◆ Instructions for the task:
Output nothing but the number of lines that include the word "liver".

________________________________________

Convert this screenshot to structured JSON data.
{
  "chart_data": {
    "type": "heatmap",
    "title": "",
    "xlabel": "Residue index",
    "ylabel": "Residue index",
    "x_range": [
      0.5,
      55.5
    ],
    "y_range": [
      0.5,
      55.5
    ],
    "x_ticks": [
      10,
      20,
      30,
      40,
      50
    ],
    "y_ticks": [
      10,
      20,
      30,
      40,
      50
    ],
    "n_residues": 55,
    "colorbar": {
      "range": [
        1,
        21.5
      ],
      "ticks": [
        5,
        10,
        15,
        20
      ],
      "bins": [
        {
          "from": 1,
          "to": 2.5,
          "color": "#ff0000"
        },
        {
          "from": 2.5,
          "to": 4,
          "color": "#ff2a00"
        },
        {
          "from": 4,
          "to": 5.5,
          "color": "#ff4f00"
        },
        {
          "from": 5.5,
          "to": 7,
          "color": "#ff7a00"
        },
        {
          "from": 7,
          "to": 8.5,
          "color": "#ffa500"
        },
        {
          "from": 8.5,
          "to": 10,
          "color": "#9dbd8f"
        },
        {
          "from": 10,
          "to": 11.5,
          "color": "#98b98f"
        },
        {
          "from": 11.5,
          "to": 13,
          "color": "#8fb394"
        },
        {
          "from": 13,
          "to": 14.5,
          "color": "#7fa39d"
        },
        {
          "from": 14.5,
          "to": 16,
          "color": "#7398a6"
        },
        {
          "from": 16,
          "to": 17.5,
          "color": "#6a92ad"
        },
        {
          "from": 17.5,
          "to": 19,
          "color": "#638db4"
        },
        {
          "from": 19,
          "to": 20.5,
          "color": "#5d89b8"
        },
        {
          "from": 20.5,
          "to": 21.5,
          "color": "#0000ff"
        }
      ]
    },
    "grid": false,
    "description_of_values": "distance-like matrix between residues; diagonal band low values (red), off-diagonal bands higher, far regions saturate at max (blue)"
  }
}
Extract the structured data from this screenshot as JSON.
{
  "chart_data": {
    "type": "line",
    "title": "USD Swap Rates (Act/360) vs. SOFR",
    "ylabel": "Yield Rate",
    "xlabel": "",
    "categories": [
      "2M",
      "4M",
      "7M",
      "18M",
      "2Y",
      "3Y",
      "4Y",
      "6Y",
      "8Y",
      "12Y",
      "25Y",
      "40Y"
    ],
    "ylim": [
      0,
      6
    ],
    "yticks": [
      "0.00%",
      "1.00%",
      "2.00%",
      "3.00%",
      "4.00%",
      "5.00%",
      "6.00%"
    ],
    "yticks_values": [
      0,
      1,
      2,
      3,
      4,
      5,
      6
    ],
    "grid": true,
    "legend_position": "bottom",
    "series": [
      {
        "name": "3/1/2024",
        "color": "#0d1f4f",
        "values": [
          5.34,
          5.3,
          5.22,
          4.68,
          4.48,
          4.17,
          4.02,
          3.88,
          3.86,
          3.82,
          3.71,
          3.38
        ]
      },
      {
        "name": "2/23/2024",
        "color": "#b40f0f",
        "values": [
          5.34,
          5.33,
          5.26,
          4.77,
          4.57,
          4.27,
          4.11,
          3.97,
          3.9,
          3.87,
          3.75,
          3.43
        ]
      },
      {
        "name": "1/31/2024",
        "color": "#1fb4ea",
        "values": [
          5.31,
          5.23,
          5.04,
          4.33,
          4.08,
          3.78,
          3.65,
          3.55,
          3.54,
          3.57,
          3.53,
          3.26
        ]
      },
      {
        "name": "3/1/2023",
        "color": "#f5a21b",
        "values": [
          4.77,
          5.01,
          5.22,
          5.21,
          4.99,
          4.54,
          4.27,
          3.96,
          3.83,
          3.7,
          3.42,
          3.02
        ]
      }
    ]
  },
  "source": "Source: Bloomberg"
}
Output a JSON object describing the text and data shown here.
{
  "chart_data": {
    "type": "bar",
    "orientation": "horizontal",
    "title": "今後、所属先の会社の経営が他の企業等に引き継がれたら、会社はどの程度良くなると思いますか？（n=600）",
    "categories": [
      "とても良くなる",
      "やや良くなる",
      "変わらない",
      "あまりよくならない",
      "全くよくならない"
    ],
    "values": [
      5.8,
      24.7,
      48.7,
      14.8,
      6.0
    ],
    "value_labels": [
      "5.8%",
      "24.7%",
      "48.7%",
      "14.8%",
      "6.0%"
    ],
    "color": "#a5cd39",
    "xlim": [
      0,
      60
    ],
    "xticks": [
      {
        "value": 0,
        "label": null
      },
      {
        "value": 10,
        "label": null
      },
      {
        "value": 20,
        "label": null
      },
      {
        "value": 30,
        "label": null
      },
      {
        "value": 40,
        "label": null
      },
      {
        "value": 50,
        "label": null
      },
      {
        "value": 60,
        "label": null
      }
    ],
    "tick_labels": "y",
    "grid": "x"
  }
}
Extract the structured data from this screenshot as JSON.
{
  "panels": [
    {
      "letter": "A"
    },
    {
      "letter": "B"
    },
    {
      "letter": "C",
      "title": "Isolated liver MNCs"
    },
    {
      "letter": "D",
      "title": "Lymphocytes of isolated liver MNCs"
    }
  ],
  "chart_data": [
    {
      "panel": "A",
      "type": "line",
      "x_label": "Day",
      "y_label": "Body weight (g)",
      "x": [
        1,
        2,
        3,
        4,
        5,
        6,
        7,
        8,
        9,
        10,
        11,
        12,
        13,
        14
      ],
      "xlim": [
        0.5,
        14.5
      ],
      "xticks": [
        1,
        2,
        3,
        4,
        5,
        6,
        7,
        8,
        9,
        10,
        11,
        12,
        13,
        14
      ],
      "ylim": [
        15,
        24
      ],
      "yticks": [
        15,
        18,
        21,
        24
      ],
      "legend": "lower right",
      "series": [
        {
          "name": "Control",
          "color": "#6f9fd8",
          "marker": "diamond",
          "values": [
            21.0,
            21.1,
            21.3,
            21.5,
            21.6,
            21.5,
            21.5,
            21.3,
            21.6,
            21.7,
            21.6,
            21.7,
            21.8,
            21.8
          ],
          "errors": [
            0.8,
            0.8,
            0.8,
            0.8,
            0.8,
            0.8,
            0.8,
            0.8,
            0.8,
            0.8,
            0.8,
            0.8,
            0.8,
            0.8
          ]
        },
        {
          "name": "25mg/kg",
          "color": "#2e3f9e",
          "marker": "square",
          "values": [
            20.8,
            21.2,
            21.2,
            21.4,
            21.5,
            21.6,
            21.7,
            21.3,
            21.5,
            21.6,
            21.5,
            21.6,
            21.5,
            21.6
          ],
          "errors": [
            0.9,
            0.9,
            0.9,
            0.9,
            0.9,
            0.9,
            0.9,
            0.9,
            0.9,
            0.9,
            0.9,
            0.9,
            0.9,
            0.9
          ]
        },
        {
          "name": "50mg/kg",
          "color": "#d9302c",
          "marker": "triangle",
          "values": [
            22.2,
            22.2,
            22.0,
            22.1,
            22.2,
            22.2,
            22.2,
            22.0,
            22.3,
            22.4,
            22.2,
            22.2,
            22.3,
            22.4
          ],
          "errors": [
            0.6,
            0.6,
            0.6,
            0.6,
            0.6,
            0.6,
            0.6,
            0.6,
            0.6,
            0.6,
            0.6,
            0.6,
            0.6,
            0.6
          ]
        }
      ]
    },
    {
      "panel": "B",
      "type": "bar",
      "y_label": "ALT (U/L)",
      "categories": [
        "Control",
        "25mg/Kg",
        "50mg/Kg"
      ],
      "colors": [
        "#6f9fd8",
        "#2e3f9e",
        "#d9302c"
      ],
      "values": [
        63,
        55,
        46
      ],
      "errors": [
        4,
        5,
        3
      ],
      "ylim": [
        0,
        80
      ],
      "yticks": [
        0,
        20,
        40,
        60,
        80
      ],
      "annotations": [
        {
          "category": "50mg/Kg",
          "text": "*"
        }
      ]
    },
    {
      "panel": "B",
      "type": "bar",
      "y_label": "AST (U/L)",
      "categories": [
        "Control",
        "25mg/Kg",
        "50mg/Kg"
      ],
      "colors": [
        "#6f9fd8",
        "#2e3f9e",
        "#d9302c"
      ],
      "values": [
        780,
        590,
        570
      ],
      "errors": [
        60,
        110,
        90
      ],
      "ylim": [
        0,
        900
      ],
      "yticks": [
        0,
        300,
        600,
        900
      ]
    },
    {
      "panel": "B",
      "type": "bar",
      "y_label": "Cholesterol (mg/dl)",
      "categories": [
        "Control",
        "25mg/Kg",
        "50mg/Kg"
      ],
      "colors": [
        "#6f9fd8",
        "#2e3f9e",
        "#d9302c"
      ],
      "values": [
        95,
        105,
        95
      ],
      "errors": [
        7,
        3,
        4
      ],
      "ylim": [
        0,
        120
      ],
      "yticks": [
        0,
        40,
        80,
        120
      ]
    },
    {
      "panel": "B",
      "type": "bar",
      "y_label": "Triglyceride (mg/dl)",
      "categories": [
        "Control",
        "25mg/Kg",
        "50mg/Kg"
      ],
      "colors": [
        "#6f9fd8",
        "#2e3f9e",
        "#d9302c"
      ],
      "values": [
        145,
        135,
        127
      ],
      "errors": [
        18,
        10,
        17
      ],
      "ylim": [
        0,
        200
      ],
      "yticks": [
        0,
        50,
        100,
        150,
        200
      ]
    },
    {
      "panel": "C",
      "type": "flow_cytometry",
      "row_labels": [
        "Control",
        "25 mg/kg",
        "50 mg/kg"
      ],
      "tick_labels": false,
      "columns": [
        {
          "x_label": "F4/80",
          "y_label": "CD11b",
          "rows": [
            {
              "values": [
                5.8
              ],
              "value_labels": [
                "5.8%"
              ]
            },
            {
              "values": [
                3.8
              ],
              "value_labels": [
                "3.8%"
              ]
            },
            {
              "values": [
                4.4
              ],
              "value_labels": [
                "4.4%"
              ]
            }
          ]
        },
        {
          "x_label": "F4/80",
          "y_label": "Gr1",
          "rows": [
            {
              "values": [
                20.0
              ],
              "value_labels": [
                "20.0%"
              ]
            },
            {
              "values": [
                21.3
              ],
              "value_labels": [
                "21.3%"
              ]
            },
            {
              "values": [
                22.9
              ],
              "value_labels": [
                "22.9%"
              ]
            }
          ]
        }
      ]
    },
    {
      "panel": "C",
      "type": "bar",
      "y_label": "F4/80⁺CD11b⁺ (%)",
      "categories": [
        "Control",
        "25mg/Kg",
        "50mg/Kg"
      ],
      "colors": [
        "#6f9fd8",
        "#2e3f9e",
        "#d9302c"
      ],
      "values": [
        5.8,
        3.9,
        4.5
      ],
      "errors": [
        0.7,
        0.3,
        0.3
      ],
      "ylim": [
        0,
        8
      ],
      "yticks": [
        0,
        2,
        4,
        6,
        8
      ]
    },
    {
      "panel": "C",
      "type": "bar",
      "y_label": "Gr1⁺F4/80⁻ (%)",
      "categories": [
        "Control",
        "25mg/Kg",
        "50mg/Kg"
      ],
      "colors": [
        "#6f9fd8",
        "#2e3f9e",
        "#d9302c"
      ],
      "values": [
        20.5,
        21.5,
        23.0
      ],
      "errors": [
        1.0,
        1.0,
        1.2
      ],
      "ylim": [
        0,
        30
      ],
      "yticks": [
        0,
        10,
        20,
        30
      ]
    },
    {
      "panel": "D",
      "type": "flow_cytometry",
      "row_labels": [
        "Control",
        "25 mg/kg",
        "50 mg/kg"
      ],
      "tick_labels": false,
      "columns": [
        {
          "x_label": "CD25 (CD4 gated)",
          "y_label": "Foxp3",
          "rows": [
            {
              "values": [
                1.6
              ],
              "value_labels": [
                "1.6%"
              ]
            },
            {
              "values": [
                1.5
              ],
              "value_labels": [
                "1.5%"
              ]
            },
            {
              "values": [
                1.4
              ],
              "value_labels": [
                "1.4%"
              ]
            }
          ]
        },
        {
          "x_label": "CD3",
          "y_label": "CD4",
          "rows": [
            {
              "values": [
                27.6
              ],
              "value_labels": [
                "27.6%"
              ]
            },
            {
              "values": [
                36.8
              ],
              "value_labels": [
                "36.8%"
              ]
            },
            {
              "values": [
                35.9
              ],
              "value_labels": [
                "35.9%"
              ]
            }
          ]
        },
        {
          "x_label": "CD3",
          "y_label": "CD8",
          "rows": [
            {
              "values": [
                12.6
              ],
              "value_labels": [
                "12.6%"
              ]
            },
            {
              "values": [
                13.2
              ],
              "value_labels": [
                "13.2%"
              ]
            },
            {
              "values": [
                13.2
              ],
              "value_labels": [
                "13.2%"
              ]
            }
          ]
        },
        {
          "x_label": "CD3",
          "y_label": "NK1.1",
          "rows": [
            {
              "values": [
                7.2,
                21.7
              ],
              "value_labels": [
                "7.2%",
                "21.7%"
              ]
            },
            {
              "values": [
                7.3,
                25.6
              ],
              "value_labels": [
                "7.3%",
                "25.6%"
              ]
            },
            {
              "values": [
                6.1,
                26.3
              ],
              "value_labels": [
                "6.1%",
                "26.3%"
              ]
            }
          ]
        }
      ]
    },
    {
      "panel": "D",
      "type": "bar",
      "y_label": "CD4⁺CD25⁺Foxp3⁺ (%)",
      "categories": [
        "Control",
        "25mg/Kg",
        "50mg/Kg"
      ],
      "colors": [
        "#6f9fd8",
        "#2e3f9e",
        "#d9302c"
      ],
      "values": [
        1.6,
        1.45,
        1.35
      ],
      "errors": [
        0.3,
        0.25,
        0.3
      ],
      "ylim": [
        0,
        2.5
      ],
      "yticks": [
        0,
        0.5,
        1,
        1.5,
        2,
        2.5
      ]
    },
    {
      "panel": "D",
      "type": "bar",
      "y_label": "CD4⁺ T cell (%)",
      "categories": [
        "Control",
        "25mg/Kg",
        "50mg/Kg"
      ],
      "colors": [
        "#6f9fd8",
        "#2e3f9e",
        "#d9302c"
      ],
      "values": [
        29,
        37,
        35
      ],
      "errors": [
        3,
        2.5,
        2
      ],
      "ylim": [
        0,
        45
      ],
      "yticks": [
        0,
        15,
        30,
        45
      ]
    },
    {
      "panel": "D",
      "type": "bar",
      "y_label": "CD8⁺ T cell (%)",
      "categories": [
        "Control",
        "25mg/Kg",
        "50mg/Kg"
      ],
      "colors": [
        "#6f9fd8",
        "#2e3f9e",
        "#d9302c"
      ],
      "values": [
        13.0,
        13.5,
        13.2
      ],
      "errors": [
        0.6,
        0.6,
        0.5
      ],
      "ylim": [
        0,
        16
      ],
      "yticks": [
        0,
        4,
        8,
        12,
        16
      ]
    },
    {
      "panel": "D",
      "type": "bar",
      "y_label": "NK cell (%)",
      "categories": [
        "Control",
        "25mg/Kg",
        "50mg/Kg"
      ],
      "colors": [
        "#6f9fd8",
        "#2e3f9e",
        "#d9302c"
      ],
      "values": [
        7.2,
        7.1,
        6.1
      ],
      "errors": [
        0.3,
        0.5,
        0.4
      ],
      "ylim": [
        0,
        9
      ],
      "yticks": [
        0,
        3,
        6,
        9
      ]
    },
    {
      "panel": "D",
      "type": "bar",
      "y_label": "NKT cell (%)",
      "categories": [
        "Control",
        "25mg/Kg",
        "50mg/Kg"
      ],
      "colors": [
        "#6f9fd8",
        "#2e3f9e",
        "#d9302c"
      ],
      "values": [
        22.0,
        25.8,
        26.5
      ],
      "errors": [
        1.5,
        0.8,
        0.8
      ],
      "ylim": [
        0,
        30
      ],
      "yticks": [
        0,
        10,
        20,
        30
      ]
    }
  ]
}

________________________________________

◆ Exercise solution:
2